Stored dataset items

>>

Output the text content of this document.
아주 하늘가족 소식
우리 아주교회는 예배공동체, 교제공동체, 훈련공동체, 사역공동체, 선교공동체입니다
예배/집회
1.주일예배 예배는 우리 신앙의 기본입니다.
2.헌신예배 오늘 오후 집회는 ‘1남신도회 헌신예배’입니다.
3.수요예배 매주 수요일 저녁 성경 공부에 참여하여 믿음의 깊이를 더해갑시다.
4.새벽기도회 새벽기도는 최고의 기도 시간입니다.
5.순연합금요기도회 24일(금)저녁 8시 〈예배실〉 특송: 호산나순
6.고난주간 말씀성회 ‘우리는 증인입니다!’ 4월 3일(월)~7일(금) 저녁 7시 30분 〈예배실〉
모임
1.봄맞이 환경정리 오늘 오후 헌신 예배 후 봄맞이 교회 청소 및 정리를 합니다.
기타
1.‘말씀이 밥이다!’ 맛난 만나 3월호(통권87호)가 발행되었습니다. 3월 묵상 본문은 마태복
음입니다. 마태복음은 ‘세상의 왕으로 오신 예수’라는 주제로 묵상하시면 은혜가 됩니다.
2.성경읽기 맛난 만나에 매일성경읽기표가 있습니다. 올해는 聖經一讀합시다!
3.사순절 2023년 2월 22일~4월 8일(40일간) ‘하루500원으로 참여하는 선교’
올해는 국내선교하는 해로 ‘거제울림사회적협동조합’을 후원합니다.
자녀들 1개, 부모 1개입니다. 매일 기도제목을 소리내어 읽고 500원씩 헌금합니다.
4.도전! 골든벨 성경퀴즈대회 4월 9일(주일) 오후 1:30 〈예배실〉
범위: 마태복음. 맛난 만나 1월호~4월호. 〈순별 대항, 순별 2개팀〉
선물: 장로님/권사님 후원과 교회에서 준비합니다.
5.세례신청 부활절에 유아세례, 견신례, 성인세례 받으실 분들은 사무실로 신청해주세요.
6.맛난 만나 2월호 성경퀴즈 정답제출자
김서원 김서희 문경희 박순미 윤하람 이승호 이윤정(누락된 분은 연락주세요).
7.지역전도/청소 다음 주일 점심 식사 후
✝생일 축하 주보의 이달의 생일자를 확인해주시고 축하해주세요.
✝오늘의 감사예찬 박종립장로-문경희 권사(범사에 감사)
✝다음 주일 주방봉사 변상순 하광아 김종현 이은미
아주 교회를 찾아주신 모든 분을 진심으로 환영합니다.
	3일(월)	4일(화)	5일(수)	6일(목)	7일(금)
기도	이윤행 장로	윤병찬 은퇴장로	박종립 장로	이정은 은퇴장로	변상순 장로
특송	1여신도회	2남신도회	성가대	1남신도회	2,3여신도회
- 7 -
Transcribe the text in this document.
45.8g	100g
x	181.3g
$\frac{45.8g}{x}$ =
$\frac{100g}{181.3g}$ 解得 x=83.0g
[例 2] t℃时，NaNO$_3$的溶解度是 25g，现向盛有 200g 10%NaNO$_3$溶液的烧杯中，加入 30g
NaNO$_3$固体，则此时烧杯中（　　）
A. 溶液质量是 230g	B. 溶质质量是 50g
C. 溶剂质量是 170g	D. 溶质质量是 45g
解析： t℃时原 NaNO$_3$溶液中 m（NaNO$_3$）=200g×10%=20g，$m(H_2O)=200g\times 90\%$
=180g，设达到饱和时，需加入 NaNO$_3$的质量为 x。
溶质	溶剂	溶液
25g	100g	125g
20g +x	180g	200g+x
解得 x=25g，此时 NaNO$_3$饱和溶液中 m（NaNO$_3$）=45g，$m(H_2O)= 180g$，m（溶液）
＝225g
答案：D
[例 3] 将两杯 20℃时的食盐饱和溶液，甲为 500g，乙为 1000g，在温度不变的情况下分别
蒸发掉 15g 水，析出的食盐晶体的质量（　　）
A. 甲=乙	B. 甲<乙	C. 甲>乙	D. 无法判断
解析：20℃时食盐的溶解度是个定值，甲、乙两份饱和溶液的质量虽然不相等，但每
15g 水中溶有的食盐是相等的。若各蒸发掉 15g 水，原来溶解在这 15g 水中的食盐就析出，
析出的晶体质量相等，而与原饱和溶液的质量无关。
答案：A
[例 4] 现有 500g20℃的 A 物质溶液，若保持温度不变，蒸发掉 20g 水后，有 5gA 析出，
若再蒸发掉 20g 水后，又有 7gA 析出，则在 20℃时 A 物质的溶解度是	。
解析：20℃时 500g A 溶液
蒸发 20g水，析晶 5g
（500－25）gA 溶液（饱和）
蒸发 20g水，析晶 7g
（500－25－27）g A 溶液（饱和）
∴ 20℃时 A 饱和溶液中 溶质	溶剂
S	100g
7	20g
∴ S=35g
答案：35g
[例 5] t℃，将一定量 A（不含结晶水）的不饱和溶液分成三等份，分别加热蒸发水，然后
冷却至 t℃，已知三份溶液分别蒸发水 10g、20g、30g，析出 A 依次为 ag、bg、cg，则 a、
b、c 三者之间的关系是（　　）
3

<<

Stated exercise
Output the entries verbatim.

The reply
Output the text content of this document.
아주 하늘가족 소식
우리 아주교회는 예배공동체, 교제공동체, 훈련공동체, 사역공동체, 선교공동체입니다
예배/집회
1.주일예배 예배는 우리 신앙의 기본입니다.
2.헌신예배 오늘 오후 집회는 ‘1남신도회 헌신예배’입니다.
3.수요예배 매주 수요일 저녁 성경 공부에 참여하여 믿음의 깊이를 더해갑시다.
4.새벽기도회 새벽기도는 최고의 기도 시간입니다.
5.순연합금요기도회 24일(금)저녁 8시 〈예배실〉 특송: 호산나순
6.고난주간 말씀성회 ‘우리는 증인입니다!’ 4월 3일(월)~7일(금) 저녁 7시 30분 〈예배실〉
모임
1.봄맞이 환경정리 오늘 오후 헌신 예배 후 봄맞이 교회 청소 및 정리를 합니다.
기타
1.‘말씀이 밥이다!’ 맛난 만나 3월호(통권87호)가 발행되었습니다. 3월 묵상 본문은 마태복
음입니다. 마태복음은 ‘세상의 왕으로 오신 예수’라는 주제로 묵상하시면 은혜가 됩니다.
2.성경읽기 맛난 만나에 매일성경읽기표가 있습니다. 올해는 聖經一讀합시다!
3.사순절 2023년 2월 22일~4월 8일(40일간) ‘하루500원으로 참여하는 선교’
올해는 국내선교하는 해로 ‘거제울림사회적협동조합’을 후원합니다.
자녀들 1개, 부모 1개입니다. 매일 기도제목을 소리내어 읽고 500원씩 헌금합니다.
4.도전! 골든벨 성경퀴즈대회 4월 9일(주일) 오후 1:30 〈예배실〉
범위: 마태복음. 맛난 만나 1월호~4월호. 〈순별 대항, 순별 2개팀〉
선물: 장로님/권사님 후원과 교회에서 준비합니다.
5.세례신청 부활절에 유아세례, 견신례, 성인세례 받으실 분들은 사무실로 신청해주세요.
6.맛난 만나 2월호 성경퀴즈 정답제출자
김서원 김서희 문경희 박순미 윤하람 이승호 이윤정(누락된 분은 연락주세요).
7.지역전도/청소 다음 주일 점심 식사 후
✝생일 축하 주보의 이달의 생일자를 확인해주시고 축하해주세요.
✝오늘의 감사예찬 박종립장로-문경희 권사(범사에 감사)
✝다음 주일 주방봉사 변상순 하광아 김종현 이은미
아주 교회를 찾아주신 모든 분을 진심으로 환영합니다.
	3일(월)	4일(화)	5일(수)	6일(목)	7일(금)
기도	이윤행 장로	윤병찬 은퇴장로	박종립 장로	이정은 은퇴장로	변상순 장로
특송	1여신도회	2남신도회	성가대	1남신도회	2,3여신도회
- 7 -
Transcribe the text in this document.
45.8g	100g
x	181.3g
$\frac{45.8g}{x}$ =
$\frac{100g}{181.3g}$ 解得 x=83.0g
[例 2] t℃时，NaNO$_3$的溶解度是 25g，现向盛有 200g 10%NaNO$_3$溶液的烧杯中，加入 30g
NaNO$_3$固体，则此时烧杯中（　　）
A. 溶液质量是 230g	B. 溶质质量是 50g
C. 溶剂质量是 170g	D. 溶质质量是 45g
解析： t℃时原 NaNO$_3$溶液中 m（NaNO$_3$）=200g×10%=20g，$m(H_2O)=200g\times 90\%$
=180g，设达到饱和时，需加入 NaNO$_3$的质量为 x。
溶质	溶剂	溶液
25g	100g	125g
20g +x	180g	200g+x
解得 x=25g，此时 NaNO$_3$饱和溶液中 m（NaNO$_3$）=45g，$m(H_2O)= 180g$，m（溶液）
＝225g
答案：D
[例 3] 将两杯 20℃时的食盐饱和溶液，甲为 500g，乙为 1000g，在温度不变的情况下分别
蒸发掉 15g 水，析出的食盐晶体的质量（　　）
A. 甲=乙	B. 甲<乙	C. 甲>乙	D. 无法判断
解析：20℃时食盐的溶解度是个定值，甲、乙两份饱和溶液的质量虽然不相等，但每
15g 水中溶有的食盐是相等的。若各蒸发掉 15g 水，原来溶解在这 15g 水中的食盐就析出，
析出的晶体质量相等，而与原饱和溶液的质量无关。
答案：A
[例 4] 现有 500g20℃的 A 物质溶液，若保持温度不变，蒸发掉 20g 水后，有 5gA 析出，
若再蒸发掉 20g 水后，又有 7gA 析出，则在 20℃时 A 物质的溶解度是	。
解析：20℃时 500g A 溶液
蒸发 20g水，析晶 5g
（500－25）gA 溶液（饱和）
蒸发 20g水，析晶 7g
（500－25－27）g A 溶液（饱和）
∴ 20℃时 A 饱和溶液中 溶质	溶剂
S	100g
7	20g
∴ S=35g
答案：35g
[例 5] t℃，将一定量 A（不含结晶水）的不饱和溶液分成三等份，分别加热蒸发水，然后
冷却至 t℃，已知三份溶液分别蒸发水 10g、20g、30g，析出 A 依次为 ag、bg、cg，则 a、
b、c 三者之间的关系是（　　）
3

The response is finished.